**Problem requirements**
Retype each line exactly. Skip images.

====== Exercise material ======

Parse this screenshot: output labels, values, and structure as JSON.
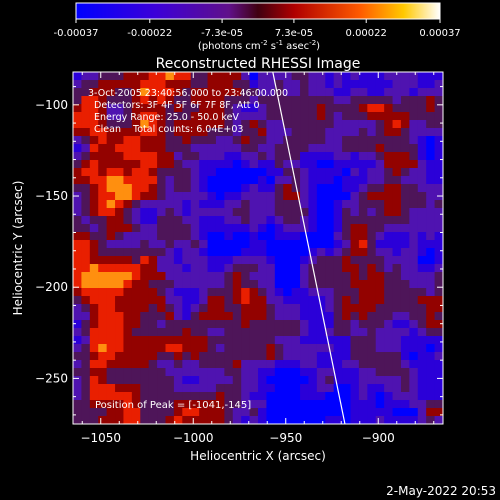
{
  "colorbar": {
    "tick_labels": [
      "-0.00037",
      "-0.00022",
      "-7.3e-05",
      "7.3e-05",
      "0.00022",
      "0.00037"
    ],
    "tick_values": [
      -0.00037,
      -0.00022,
      -7.3e-05,
      7.3e-05,
      0.00022,
      0.00037
    ],
    "range": [
      -0.00037,
      0.00037
    ],
    "units_label": "(photons cm",
    "units_sup1": "-2",
    "units_mid": " s",
    "units_sup2": "-1",
    "units_end": " asec",
    "units_sup3": "-2",
    "units_close": ")",
    "colors": [
      "#0000ff",
      "#4b0082",
      "#800000",
      "#ff0000",
      "#ffa500",
      "#ffffff"
    ]
  },
  "chart_data": {
    "type": "heatmap",
    "title": "Reconstructed RHESSI Image",
    "xlabel": "Heliocentric X (arcsec)",
    "ylabel": "Heliocentric Y (arcsec)",
    "xlim": [
      -1065,
      -865
    ],
    "ylim": [
      -275,
      -82
    ],
    "x_ticks": [
      -1050,
      -1000,
      -950,
      -900
    ],
    "x_tick_labels": [
      "−1050",
      "−1000",
      "−950",
      "−900"
    ],
    "y_ticks": [
      -100,
      -150,
      -200,
      -250
    ],
    "y_tick_labels": [
      "−100",
      "−150",
      "−200",
      "−250"
    ],
    "annotations": [
      "3-Oct-2005 23:40:56.000 to 23:46:00.000",
      "Detectors: 3F 4F 5F 6F 7F 8F, Att 0",
      "Energy Range: 25.0 - 50.0 keV",
      "Clean    Total counts: 6.04E+03"
    ],
    "peak_label": "Position of Peak = [-1041,-145]",
    "peak_position": [
      -1041,
      -145
    ],
    "limb_line": [
      [
        -957,
        -82
      ],
      [
        -918,
        -275
      ]
    ]
  },
  "footer": {
    "timestamp": "2-May-2022 20:53"
  }
}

======

**In response**
Parse this screenshot: output labels, values, and structure as JSON.
{
  "colorbar": {
    "tick_labels": [
      "-0.00037",
      "-0.00022",
      "-7.3e-05",
      "7.3e-05",
      "0.00022",
      "0.00037"
    ],
    "tick_values": [
      -0.00037,
      -0.00022,
      -7.3e-05,
      7.3e-05,
      0.00022,
      0.00037
    ],
    "range": [
      -0.00037,
      0.00037
    ],
    "units_label": "(photons cm",
    "units_sup1": "-2",
    "units_mid": " s",
    "units_sup2": "-1",
    "units_end": " asec",
    "units_sup3": "-2",
    "units_close": ")",
    "colors": [
      "#0000ff",
      "#4b0082",
      "#800000",
      "#ff0000",
      "#ffa500",
      "#ffffff"
    ]
  },
  "chart_data": {
    "type": "heatmap",
    "title": "Reconstructed RHESSI Image",
    "xlabel": "Heliocentric X (arcsec)",
    "ylabel": "Heliocentric Y (arcsec)",
    "xlim": [
      -1065,
      -865
    ],
    "ylim": [
      -275,
      -82
    ],
    "x_ticks": [
      -1050,
      -1000,
      -950,
      -900
    ],
    "x_tick_labels": [
      "−1050",
      "−1000",
      "−950",
      "−900"
    ],
    "y_ticks": [
      -100,
      -150,
      -200,
      -250
    ],
    "y_tick_labels": [
      "−100",
      "−150",
      "−200",
      "−250"
    ],
    "annotations": [
      "3-Oct-2005 23:40:56.000 to 23:46:00.000",
      "Detectors: 3F 4F 5F 6F 7F 8F, Att 0",
      "Energy Range: 25.0 - 50.0 keV",
      "Clean    Total counts: 6.04E+03"
    ],
    "peak_label": "Position of Peak = [-1041,-145]",
    "peak_position": [
      -1041,
      -145
    ],
    "limb_line": [
      [
        -957,
        -82
      ],
      [
        -918,
        -275
      ]
    ]
  },
  "footer": {
    "timestamp": "2-May-2022 20:53"
  }
}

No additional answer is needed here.